"""

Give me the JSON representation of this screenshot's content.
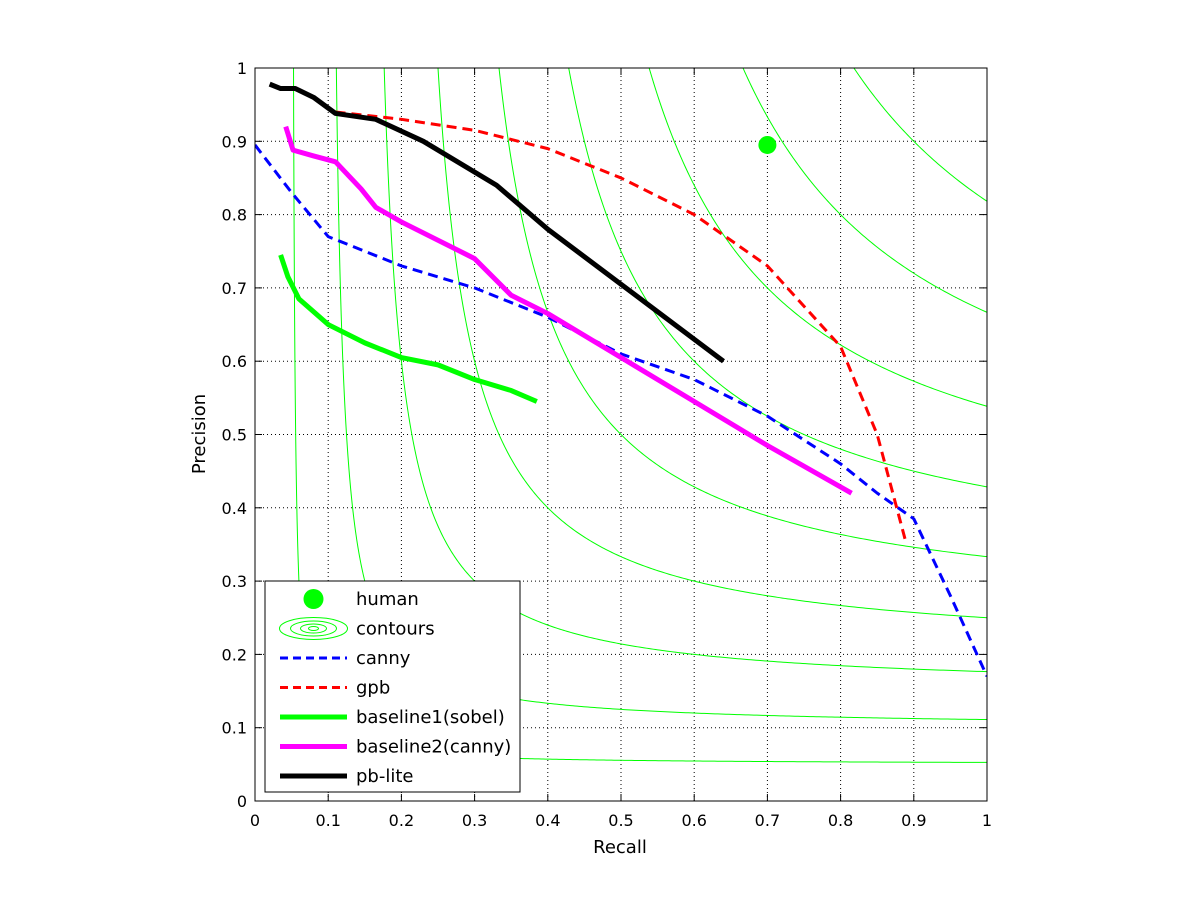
{
  "chart_data": {
    "type": "line",
    "title": "",
    "xlabel": "Recall",
    "ylabel": "Precision",
    "xlim": [
      0,
      1
    ],
    "ylim": [
      0,
      1
    ],
    "grid": true,
    "legend_position": "bottom-left",
    "x_ticks": [
      "0",
      "0.1",
      "0.2",
      "0.3",
      "0.4",
      "0.5",
      "0.6",
      "0.7",
      "0.8",
      "0.9",
      "1"
    ],
    "y_ticks": [
      "0",
      "0.1",
      "0.2",
      "0.3",
      "0.4",
      "0.5",
      "0.6",
      "0.7",
      "0.8",
      "0.9",
      "1"
    ],
    "contour_f_values": [
      0.1,
      0.2,
      0.3,
      0.4,
      0.5,
      0.6,
      0.7,
      0.8,
      0.9
    ],
    "series": [
      {
        "name": "human",
        "kind": "point",
        "color": "#00ff00",
        "points": [
          [
            0.7,
            0.895
          ]
        ]
      },
      {
        "name": "contours",
        "kind": "contour",
        "color": "#00ff00"
      },
      {
        "name": "canny",
        "kind": "line",
        "color": "#0000ff",
        "dash": true,
        "points": [
          [
            0,
            0.895
          ],
          [
            0.05,
            0.83
          ],
          [
            0.1,
            0.77
          ],
          [
            0.2,
            0.73
          ],
          [
            0.3,
            0.7
          ],
          [
            0.4,
            0.66
          ],
          [
            0.5,
            0.61
          ],
          [
            0.6,
            0.575
          ],
          [
            0.7,
            0.525
          ],
          [
            0.8,
            0.46
          ],
          [
            0.85,
            0.42
          ],
          [
            0.9,
            0.385
          ],
          [
            0.95,
            0.28
          ],
          [
            1.0,
            0.17
          ]
        ]
      },
      {
        "name": "gpb",
        "kind": "line",
        "color": "#ff0000",
        "dash": true,
        "points": [
          [
            0.11,
            0.94
          ],
          [
            0.2,
            0.93
          ],
          [
            0.3,
            0.915
          ],
          [
            0.4,
            0.89
          ],
          [
            0.5,
            0.85
          ],
          [
            0.6,
            0.8
          ],
          [
            0.7,
            0.73
          ],
          [
            0.8,
            0.62
          ],
          [
            0.85,
            0.5
          ],
          [
            0.89,
            0.35
          ]
        ]
      },
      {
        "name": "baseline1(sobel)",
        "kind": "line",
        "color": "#00ff00",
        "dash": false,
        "points": [
          [
            0.035,
            0.745
          ],
          [
            0.045,
            0.715
          ],
          [
            0.06,
            0.685
          ],
          [
            0.1,
            0.65
          ],
          [
            0.15,
            0.625
          ],
          [
            0.2,
            0.605
          ],
          [
            0.25,
            0.595
          ],
          [
            0.3,
            0.575
          ],
          [
            0.35,
            0.56
          ],
          [
            0.385,
            0.545
          ]
        ]
      },
      {
        "name": "baseline2(canny)",
        "kind": "line",
        "color": "#ff00ff",
        "dash": false,
        "points": [
          [
            0.042,
            0.92
          ],
          [
            0.052,
            0.888
          ],
          [
            0.08,
            0.88
          ],
          [
            0.11,
            0.872
          ],
          [
            0.145,
            0.835
          ],
          [
            0.165,
            0.81
          ],
          [
            0.2,
            0.79
          ],
          [
            0.3,
            0.74
          ],
          [
            0.35,
            0.69
          ],
          [
            0.4,
            0.665
          ],
          [
            0.5,
            0.605
          ],
          [
            0.6,
            0.545
          ],
          [
            0.7,
            0.485
          ],
          [
            0.815,
            0.42
          ]
        ]
      },
      {
        "name": "pb-lite",
        "kind": "line",
        "color": "#000000",
        "dash": false,
        "points": [
          [
            0.02,
            0.978
          ],
          [
            0.035,
            0.972
          ],
          [
            0.055,
            0.972
          ],
          [
            0.08,
            0.96
          ],
          [
            0.11,
            0.938
          ],
          [
            0.165,
            0.93
          ],
          [
            0.23,
            0.9
          ],
          [
            0.33,
            0.84
          ],
          [
            0.4,
            0.78
          ],
          [
            0.5,
            0.705
          ],
          [
            0.6,
            0.63
          ],
          [
            0.64,
            0.6
          ]
        ]
      }
    ]
  }
}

"""

What to work on
Repeat all of the records verbatim, leaving out the pictures.

Exercise output
Give me the JSON representation of this screenshot's content.
{
  "chart_data": {
    "type": "line",
    "title": "",
    "xlabel": "Recall",
    "ylabel": "Precision",
    "xlim": [
      0,
      1
    ],
    "ylim": [
      0,
      1
    ],
    "grid": true,
    "legend_position": "bottom-left",
    "x_ticks": [
      "0",
      "0.1",
      "0.2",
      "0.3",
      "0.4",
      "0.5",
      "0.6",
      "0.7",
      "0.8",
      "0.9",
      "1"
    ],
    "y_ticks": [
      "0",
      "0.1",
      "0.2",
      "0.3",
      "0.4",
      "0.5",
      "0.6",
      "0.7",
      "0.8",
      "0.9",
      "1"
    ],
    "contour_f_values": [
      0.1,
      0.2,
      0.3,
      0.4,
      0.5,
      0.6,
      0.7,
      0.8,
      0.9
    ],
    "series": [
      {
        "name": "human",
        "kind": "point",
        "color": "#00ff00",
        "points": [
          [
            0.7,
            0.895
          ]
        ]
      },
      {
        "name": "contours",
        "kind": "contour",
        "color": "#00ff00"
      },
      {
        "name": "canny",
        "kind": "line",
        "color": "#0000ff",
        "dash": true,
        "points": [
          [
            0,
            0.895
          ],
          [
            0.05,
            0.83
          ],
          [
            0.1,
            0.77
          ],
          [
            0.2,
            0.73
          ],
          [
            0.3,
            0.7
          ],
          [
            0.4,
            0.66
          ],
          [
            0.5,
            0.61
          ],
          [
            0.6,
            0.575
          ],
          [
            0.7,
            0.525
          ],
          [
            0.8,
            0.46
          ],
          [
            0.85,
            0.42
          ],
          [
            0.9,
            0.385
          ],
          [
            0.95,
            0.28
          ],
          [
            1.0,
            0.17
          ]
        ]
      },
      {
        "name": "gpb",
        "kind": "line",
        "color": "#ff0000",
        "dash": true,
        "points": [
          [
            0.11,
            0.94
          ],
          [
            0.2,
            0.93
          ],
          [
            0.3,
            0.915
          ],
          [
            0.4,
            0.89
          ],
          [
            0.5,
            0.85
          ],
          [
            0.6,
            0.8
          ],
          [
            0.7,
            0.73
          ],
          [
            0.8,
            0.62
          ],
          [
            0.85,
            0.5
          ],
          [
            0.89,
            0.35
          ]
        ]
      },
      {
        "name": "baseline1(sobel)",
        "kind": "line",
        "color": "#00ff00",
        "dash": false,
        "points": [
          [
            0.035,
            0.745
          ],
          [
            0.045,
            0.715
          ],
          [
            0.06,
            0.685
          ],
          [
            0.1,
            0.65
          ],
          [
            0.15,
            0.625
          ],
          [
            0.2,
            0.605
          ],
          [
            0.25,
            0.595
          ],
          [
            0.3,
            0.575
          ],
          [
            0.35,
            0.56
          ],
          [
            0.385,
            0.545
          ]
        ]
      },
      {
        "name": "baseline2(canny)",
        "kind": "line",
        "color": "#ff00ff",
        "dash": false,
        "points": [
          [
            0.042,
            0.92
          ],
          [
            0.052,
            0.888
          ],
          [
            0.08,
            0.88
          ],
          [
            0.11,
            0.872
          ],
          [
            0.145,
            0.835
          ],
          [
            0.165,
            0.81
          ],
          [
            0.2,
            0.79
          ],
          [
            0.3,
            0.74
          ],
          [
            0.35,
            0.69
          ],
          [
            0.4,
            0.665
          ],
          [
            0.5,
            0.605
          ],
          [
            0.6,
            0.545
          ],
          [
            0.7,
            0.485
          ],
          [
            0.815,
            0.42
          ]
        ]
      },
      {
        "name": "pb-lite",
        "kind": "line",
        "color": "#000000",
        "dash": false,
        "points": [
          [
            0.02,
            0.978
          ],
          [
            0.035,
            0.972
          ],
          [
            0.055,
            0.972
          ],
          [
            0.08,
            0.96
          ],
          [
            0.11,
            0.938
          ],
          [
            0.165,
            0.93
          ],
          [
            0.23,
            0.9
          ],
          [
            0.33,
            0.84
          ],
          [
            0.4,
            0.78
          ],
          [
            0.5,
            0.705
          ],
          [
            0.6,
            0.63
          ],
          [
            0.64,
            0.6
          ]
        ]
      }
    ]
  }
}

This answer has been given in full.